Extracted data entries –
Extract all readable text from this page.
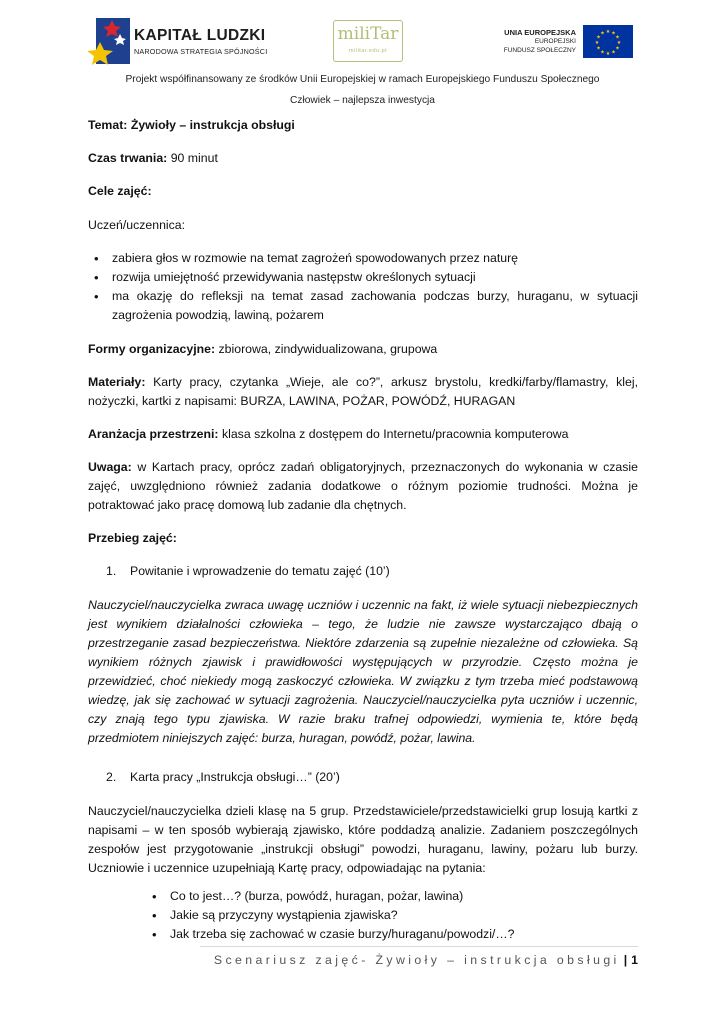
KAPITAŁ LUDZKI
NARODOWA STRATEGIA SPÓJNOŚCI
miliTar
militar.edu.pl
UNIA EUROPEJSKA
EUROPEJSKI
FUNDUSZ SPOŁECZNY
★ ★
★
★
★
★
★
★
★
★
★
★
Projekt współfinansowany ze środków Unii Europejskiej w ramach Europejskiego Funduszu Społecznego
Człowiek – najlepsza inwestycja

Temat: Żywioły – instrukcja obsługi

Czas trwania: 90 minut

Cele zajęć:

Uczeń/uczennica:

• zabiera głos w rozmowie na temat zagrożeń spowodowanych przez naturę
• rozwija umiejętność przewidywania następstw określonych sytuacji
• ma okazję do refleksji na temat zasad zachowania podczas burzy, huraganu, w sytuacji zagrożenia powodzią, lawiną, pożarem

Formy organizacyjne: zbiorowa, zindywidualizowana, grupowa

Materiały: Karty pracy, czytanka „Wieje, ale co?”, arkusz brystolu, kredki/farby/flamastry, klej, nożyczki, kartki z napisami: BURZA, LAWINA, POŻAR, POWÓDŹ, HURAGAN

Aranżacja przestrzeni: klasa szkolna z dostępem do Internetu/pracownia komputerowa

Uwaga: w Kartach pracy, oprócz zadań obligatoryjnych, przeznaczonych do wykonania w czasie zajęć, uwzględniono również zadania dodatkowe o różnym poziomie trudności. Można je potraktować jako pracę domową lub zadanie dla chętnych.

Przebieg zajęć:

1. Powitanie i wprowadzenie do tematu zajęć (10’)

Nauczyciel/nauczycielka zwraca uwagę uczniów i uczennic na fakt, iż wiele sytuacji niebezpiecznych jest wynikiem działalności człowieka – tego, że ludzie nie zawsze wystarczająco dbają o przestrzeganie zasad bezpieczeństwa. Niektóre zdarzenia są zupełnie niezależne od człowieka. Są wynikiem różnych zjawisk i prawidłowości występujących w przyrodzie. Często można je przewidzieć, choć niekiedy mogą zaskoczyć człowieka. W związku z tym trzeba mieć podstawową wiedzę, jak się zachować w sytuacji zagrożenia. Nauczyciel/nauczycielka pyta uczniów i uczennic, czy znają tego typu zjawiska. W razie braku trafnej odpowiedzi, wymienia te, które będą przedmiotem niniejszych zajęć: burza, huragan, powódź, pożar, lawina.

2. Karta pracy „Instrukcja obsługi…” (20’)

Nauczyciel/nauczycielka dzieli klasę na 5 grup. Przedstawiciele/przedstawicielki grup losują kartki z napisami – w ten sposób wybierają zjawisko, które poddadzą analizie. Zadaniem poszczególnych zespołów jest przygotowanie „instrukcji obsługi” powodzi, huraganu, lawiny, pożaru lub burzy. Uczniowie i uczennice uzupełniają Kartę pracy, odpowiadając na pytania:

• Co to jest…? (burza, powódź, huragan, pożar, lawina)
• Jakie są przyczyny wystąpienia zjawiska?
• Jak trzeba się zachować w czasie burzy/huraganu/powodzi/…?
Scenariusz zajęć- Żywioły – instrukcja obsługi | 1
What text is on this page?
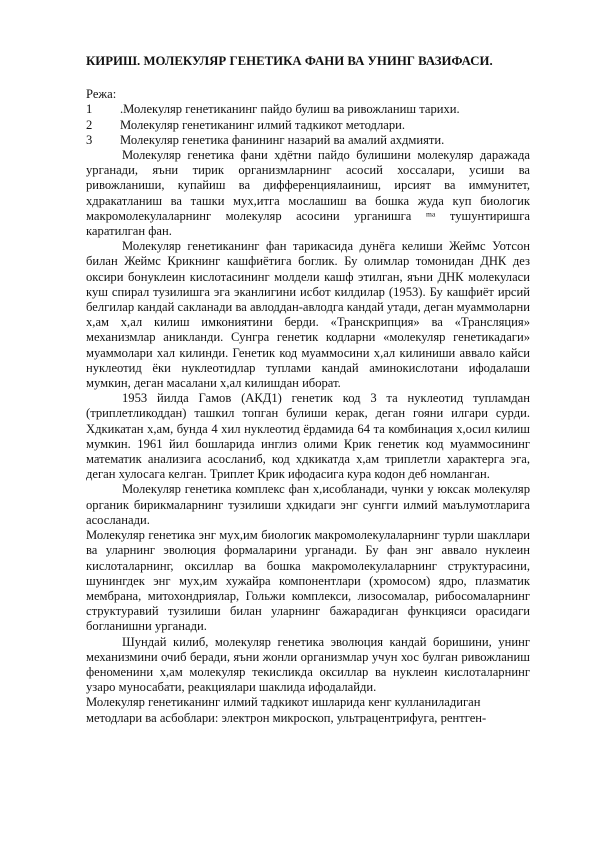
КИРИШ. МОЛЕКУЛЯР ГЕНЕТИКА ФАНИ ВА УНИНГ ВАЗИФАСИ.
Режа:
1	.Молекуляр генетиканинг пайдо булиш ва ривожланиш тарихи.
2	Молекуляр генетиканинг илмий тадкикот методлари.
3	Молекуляр генетика фанининг назарий ва амалий ахдмияти.

Молекуляр генетика фани хдётни пайдо булишини молекуляр даражада урганади, яъни тирик организмларнинг асосий хоссалари, усиши ва ривожланиши, купайиш ва дифференциялаиниш, ирсият ва иммунитет, хдракатланиш ва ташки мух,итга мослашиш ва бошка жуда куп биологик макромолекулаларнинг молекуляр асосини урганишга ᵐᵃ тушунтиришга каратилган фан.

Молекуляр генетиканинг фан тарикасида дунёга келиши Жеймс Уотсон билан Жеймс Крикнинг кашфиётига боглик. Бу олимлар томонидан ДНК дез оксири бонуклеин кислотасининг молдели кашф этилган, яъни ДНК молекуласи куш спирал тузилишга эга эканлигини исбот килдилар (1953). Бу кашфиёт ирсий белгилар кандай сакланади ва авлоддан-авлодга кандай утади, деган муаммоларни х,ам х,ал килиш имкониятини берди. «Транскрипция» ва «Трансляция» механизмлар аникланди. Сунгра генетик кодларни «молекуляр генетикадаги» муаммолари хал килинди. Генетик код муаммосини х,ал килиниши аввало кайси нуклеотид ёки нуклеотидлар туплами кандай аминокислотани ифодалаши мумкин, деган масалани х,ал килишдан иборат.

1953 йилда Гамов (АКД1) генетик код 3 та нуклеотид тупламдан (триплетликоддан) ташкил топган булиши керак, деган гояни илгари сурди. Хдкикатан х,ам, бунда 4 хил нуклеотид ёрдамида 64 та комбинация х,осил килиш мумкин. 1961 йил бошларида инглиз олими Крик генетик код муаммосининг математик анализига асосланиб, код хдкикатда х,ам триплетли характерга эга, деган хулосага келган. Триплет Крик ифодасига кура кодон деб номланган.

Молекуляр генетика комплекс фан х,исобланади, чунки у юксак молекуляр органик бирикмаларнинг тузилиши хдкидаги энг сунгги илмий маълумотларига асосланади.

Молекуляр генетика энг мух,им биологик макромолекулаларнинг турли шакллари ва уларнинг эволюция формаларини урганади. Бу фан энг аввало нуклеин кислоталарнинг, оксиллар ва бошка макромолекулаларнинг структурасини, шунингдек энг мух,им хужайра компонентлари (хромосом) ядро, плазматик мембрана, митохондриялар, Гольжи комплекси, лизосомалар, рибосомаларнинг структуравий тузилиши билан уларнинг бажарадиган функцияси орасидаги богланишни урганади.

Шундай килиб, молекуляр генетика эволюция кандай боришини, унинг механизмини очиб беради, яъни жонли организмлар учун хос булган ривожланиш феноменини х,ам молекуляр текисликда оксиллар ва нуклеин кислоталарнинг узаро муносабати, реакциялари шаклида ифодалайди.

Молекуляр генетиканинг илмий тадкикот ишларида кенг кулланиладиган
методлари ва асбоблари: электрон микроскоп, ультрацентрифуга, рентген-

WHAT YOU HAVE TO DO – Return every line of the records exactly as given, pictures excluded.

RESPONSE TO THIS TASK –
Extract all readable text from this page.
KAPITAŁ LUDZKI
NARODOWA STRATEGIA SPÓJNOŚCI
miliTar
militar.edu.pl
UNIA EUROPEJSKA
EUROPEJSKI
FUNDUSZ SPOŁECZNY
★ ★
★
★
★
★
★
★
★
★
★
★
Projekt współfinansowany ze środków Unii Europejskiej w ramach Europejskiego Funduszu Społecznego
Człowiek – najlepsza inwestycja

Temat: Żywioły – instrukcja obsługi

Czas trwania: 90 minut

Cele zajęć:

Uczeń/uczennica:

• zabiera głos w rozmowie na temat zagrożeń spowodowanych przez naturę
• rozwija umiejętność przewidywania następstw określonych sytuacji
• ma okazję do refleksji na temat zasad zachowania podczas burzy, huraganu, w sytuacji zagrożenia powodzią, lawiną, pożarem

Formy organizacyjne: zbiorowa, zindywidualizowana, grupowa

Materiały: Karty pracy, czytanka „Wieje, ale co?”, arkusz brystolu, kredki/farby/flamastry, klej, nożyczki, kartki z napisami: BURZA, LAWINA, POŻAR, POWÓDŹ, HURAGAN

Aranżacja przestrzeni: klasa szkolna z dostępem do Internetu/pracownia komputerowa

Uwaga: w Kartach pracy, oprócz zadań obligatoryjnych, przeznaczonych do wykonania w czasie zajęć, uwzględniono również zadania dodatkowe o różnym poziomie trudności. Można je potraktować jako pracę domową lub zadanie dla chętnych.

Przebieg zajęć:

1. Powitanie i wprowadzenie do tematu zajęć (10’)

Nauczyciel/nauczycielka zwraca uwagę uczniów i uczennic na fakt, iż wiele sytuacji niebezpiecznych jest wynikiem działalności człowieka – tego, że ludzie nie zawsze wystarczająco dbają o przestrzeganie zasad bezpieczeństwa. Niektóre zdarzenia są zupełnie niezależne od człowieka. Są wynikiem różnych zjawisk i prawidłowości występujących w przyrodzie. Często można je przewidzieć, choć niekiedy mogą zaskoczyć człowieka. W związku z tym trzeba mieć podstawową wiedzę, jak się zachować w sytuacji zagrożenia. Nauczyciel/nauczycielka pyta uczniów i uczennic, czy znają tego typu zjawiska. W razie braku trafnej odpowiedzi, wymienia te, które będą przedmiotem niniejszych zajęć: burza, huragan, powódź, pożar, lawina.

2. Karta pracy „Instrukcja obsługi…” (20’)

Nauczyciel/nauczycielka dzieli klasę na 5 grup. Przedstawiciele/przedstawicielki grup losują kartki z napisami – w ten sposób wybierają zjawisko, które poddadzą analizie. Zadaniem poszczególnych zespołów jest przygotowanie „instrukcji obsługi” powodzi, huraganu, lawiny, pożaru lub burzy. Uczniowie i uczennice uzupełniają Kartę pracy, odpowiadając na pytania:

• Co to jest…? (burza, powódź, huragan, pożar, lawina)
• Jakie są przyczyny wystąpienia zjawiska?
• Jak trzeba się zachować w czasie burzy/huraganu/powodzi/…?
Scenariusz zajęć- Żywioły – instrukcja obsługi | 1
What text is on this page?
КИРИШ. МОЛЕКУЛЯР ГЕНЕТИКА ФАНИ ВА УНИНГ ВАЗИФАСИ.
Режа:
1	.Молекуляр генетиканинг пайдо булиш ва ривожланиш тарихи.
2	Молекуляр генетиканинг илмий тадкикот методлари.
3	Молекуляр генетика фанининг назарий ва амалий ахдмияти.

Молекуляр генетика фани хдётни пайдо булишини молекуляр даражада урганади, яъни тирик организмларнинг асосий хоссалари, усиши ва ривожланиши, купайиш ва дифференциялаиниш, ирсият ва иммунитет, хдракатланиш ва ташки мух,итга мослашиш ва бошка жуда куп биологик макромолекулаларнинг молекуляр асосини урганишга ᵐᵃ тушунтиришга каратилган фан.

Молекуляр генетиканинг фан тарикасида дунёга келиши Жеймс Уотсон билан Жеймс Крикнинг кашфиётига боглик. Бу олимлар томонидан ДНК дез оксири бонуклеин кислотасининг молдели кашф этилган, яъни ДНК молекуласи куш спирал тузилишга эга эканлигини исбот килдилар (1953). Бу кашфиёт ирсий белгилар кандай сакланади ва авлоддан-авлодга кандай утади, деган муаммоларни х,ам х,ал килиш имкониятини берди. «Транскрипция» ва «Трансляция» механизмлар аникланди. Сунгра генетик кодларни «молекуляр генетикадаги» муаммолари хал килинди. Генетик код муаммосини х,ал килиниши аввало кайси нуклеотид ёки нуклеотидлар туплами кандай аминокислотани ифодалаши мумкин, деган масалани х,ал килишдан иборат.

1953 йилда Гамов (АКД1) генетик код 3 та нуклеотид тупламдан (триплетликоддан) ташкил топган булиши керак, деган гояни илгари сурди. Хдкикатан х,ам, бунда 4 хил нуклеотид ёрдамида 64 та комбинация х,осил килиш мумкин. 1961 йил бошларида инглиз олими Крик генетик код муаммосининг математик анализига асосланиб, код хдкикатда х,ам триплетли характерга эга, деган хулосага келган. Триплет Крик ифодасига кура кодон деб номланган.

Молекуляр генетика комплекс фан х,исобланади, чунки у юксак молекуляр органик бирикмаларнинг тузилиши хдкидаги энг сунгги илмий маълумотларига асосланади.

Молекуляр генетика энг мух,им биологик макромолекулаларнинг турли шакллари ва уларнинг эволюция формаларини урганади. Бу фан энг аввало нуклеин кислоталарнинг, оксиллар ва бошка макромолекулаларнинг структурасини, шунингдек энг мух,им хужайра компонентлари (хромосом) ядро, плазматик мембрана, митохондриялар, Гольжи комплекси, лизосомалар, рибосомаларнинг структуравий тузилиши билан уларнинг бажарадиган функцияси орасидаги богланишни урганади.

Шундай килиб, молекуляр генетика эволюция кандай боришини, унинг механизмини очиб беради, яъни жонли организмлар учун хос булган ривожланиш феноменини х,ам молекуляр текисликда оксиллар ва нуклеин кислоталарнинг узаро муносабати, реакциялари шаклида ифодалайди.

Молекуляр генетиканинг илмий тадкикот ишларида кенг кулланиладиган
методлари ва асбоблари: электрон микроскоп, ультрацентрифуга, рентген-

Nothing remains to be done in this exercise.